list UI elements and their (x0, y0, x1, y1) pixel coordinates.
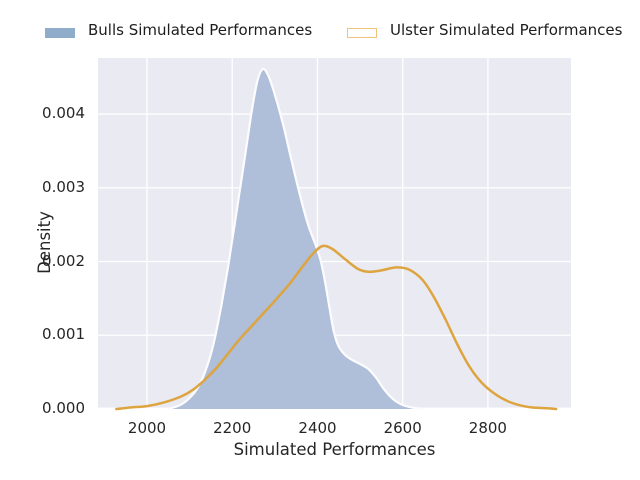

***

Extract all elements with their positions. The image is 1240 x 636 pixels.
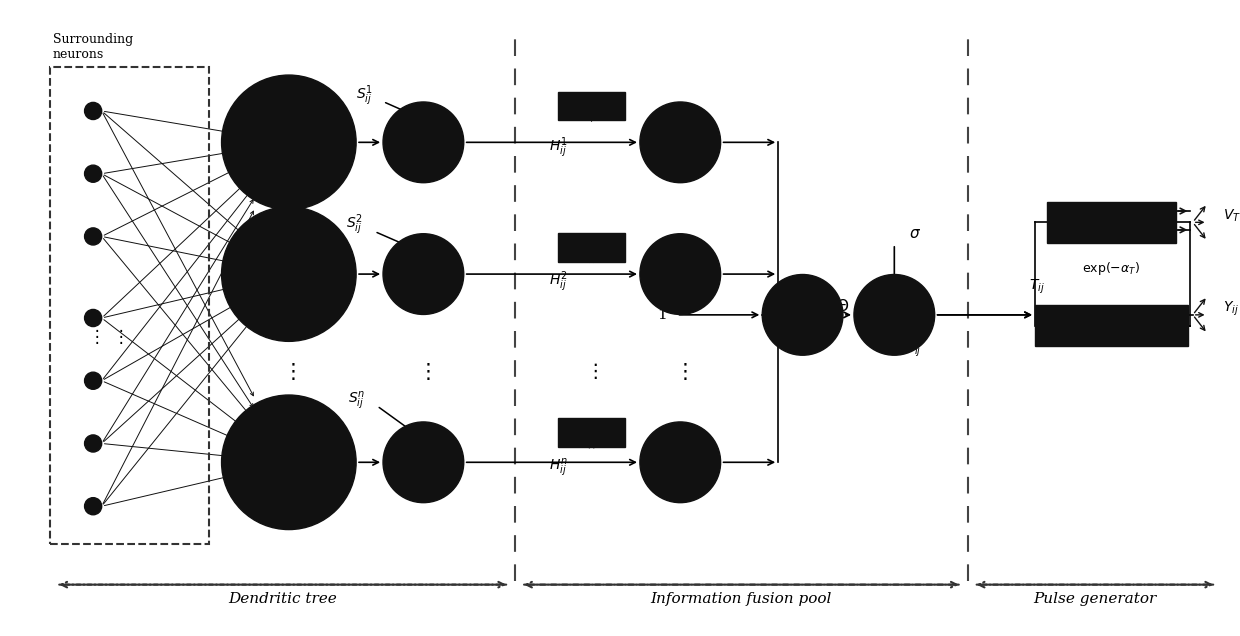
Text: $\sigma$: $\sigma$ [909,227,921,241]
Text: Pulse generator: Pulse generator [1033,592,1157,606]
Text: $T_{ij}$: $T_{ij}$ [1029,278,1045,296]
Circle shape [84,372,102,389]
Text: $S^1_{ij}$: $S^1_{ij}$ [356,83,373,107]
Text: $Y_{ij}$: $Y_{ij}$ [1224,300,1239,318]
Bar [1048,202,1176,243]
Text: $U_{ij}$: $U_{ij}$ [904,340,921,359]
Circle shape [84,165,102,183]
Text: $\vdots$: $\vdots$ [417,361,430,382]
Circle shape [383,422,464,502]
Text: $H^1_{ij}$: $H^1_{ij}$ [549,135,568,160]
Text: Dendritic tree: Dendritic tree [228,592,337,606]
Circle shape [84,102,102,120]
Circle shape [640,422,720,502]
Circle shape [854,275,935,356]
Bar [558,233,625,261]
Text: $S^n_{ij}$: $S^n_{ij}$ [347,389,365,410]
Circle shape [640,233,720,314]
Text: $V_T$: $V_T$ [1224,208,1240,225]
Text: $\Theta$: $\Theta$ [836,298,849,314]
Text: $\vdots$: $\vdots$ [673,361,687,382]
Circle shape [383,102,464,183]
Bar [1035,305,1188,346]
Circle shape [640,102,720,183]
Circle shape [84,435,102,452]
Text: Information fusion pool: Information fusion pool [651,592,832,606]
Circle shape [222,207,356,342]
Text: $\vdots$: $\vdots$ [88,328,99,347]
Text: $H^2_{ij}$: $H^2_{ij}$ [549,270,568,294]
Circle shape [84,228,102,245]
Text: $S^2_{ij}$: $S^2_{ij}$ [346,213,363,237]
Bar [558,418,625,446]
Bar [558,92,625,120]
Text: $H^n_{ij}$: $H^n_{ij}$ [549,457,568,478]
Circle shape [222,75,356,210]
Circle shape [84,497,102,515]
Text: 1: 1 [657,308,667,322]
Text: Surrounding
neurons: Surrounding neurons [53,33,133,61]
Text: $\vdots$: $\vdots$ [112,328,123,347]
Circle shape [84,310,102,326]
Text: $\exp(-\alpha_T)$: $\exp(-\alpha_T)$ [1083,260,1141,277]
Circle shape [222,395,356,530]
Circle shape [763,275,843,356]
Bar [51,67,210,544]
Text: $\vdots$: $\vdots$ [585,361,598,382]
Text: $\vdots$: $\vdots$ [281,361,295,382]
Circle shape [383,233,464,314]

***

● Your task: Copy the records verbatim from the line with "Extract all elements" up to and including the line with "Circle shape [222,75,356,210]", leaving out the pictures.

● Task answer:
Extract all elements with their positions. The image is 1240 x 636 pixels.
Text: $\sigma$: $\sigma$ [909,227,921,241]
Text: Pulse generator: Pulse generator [1033,592,1157,606]
Text: $T_{ij}$: $T_{ij}$ [1029,278,1045,296]
Circle shape [84,372,102,389]
Text: $S^1_{ij}$: $S^1_{ij}$ [356,83,373,107]
Text: $Y_{ij}$: $Y_{ij}$ [1224,300,1239,318]
Bar [1048,202,1176,243]
Text: $U_{ij}$: $U_{ij}$ [904,340,921,359]
Circle shape [84,165,102,183]
Text: $\vdots$: $\vdots$ [417,361,430,382]
Circle shape [383,422,464,502]
Text: $H^1_{ij}$: $H^1_{ij}$ [549,135,568,160]
Text: Dendritic tree: Dendritic tree [228,592,337,606]
Circle shape [84,102,102,120]
Circle shape [640,422,720,502]
Circle shape [854,275,935,356]
Bar [558,233,625,261]
Text: $S^n_{ij}$: $S^n_{ij}$ [347,389,365,410]
Circle shape [640,233,720,314]
Text: $V_T$: $V_T$ [1224,208,1240,225]
Text: $\Theta$: $\Theta$ [836,298,849,314]
Text: $\vdots$: $\vdots$ [673,361,687,382]
Circle shape [383,102,464,183]
Bar [1035,305,1188,346]
Circle shape [640,102,720,183]
Circle shape [84,435,102,452]
Text: Information fusion pool: Information fusion pool [651,592,832,606]
Circle shape [222,207,356,342]
Text: $\vdots$: $\vdots$ [88,328,99,347]
Text: $H^2_{ij}$: $H^2_{ij}$ [549,270,568,294]
Circle shape [84,228,102,245]
Text: $S^2_{ij}$: $S^2_{ij}$ [346,213,363,237]
Bar [558,418,625,446]
Bar [558,92,625,120]
Text: $H^n_{ij}$: $H^n_{ij}$ [549,457,568,478]
Circle shape [222,75,356,210]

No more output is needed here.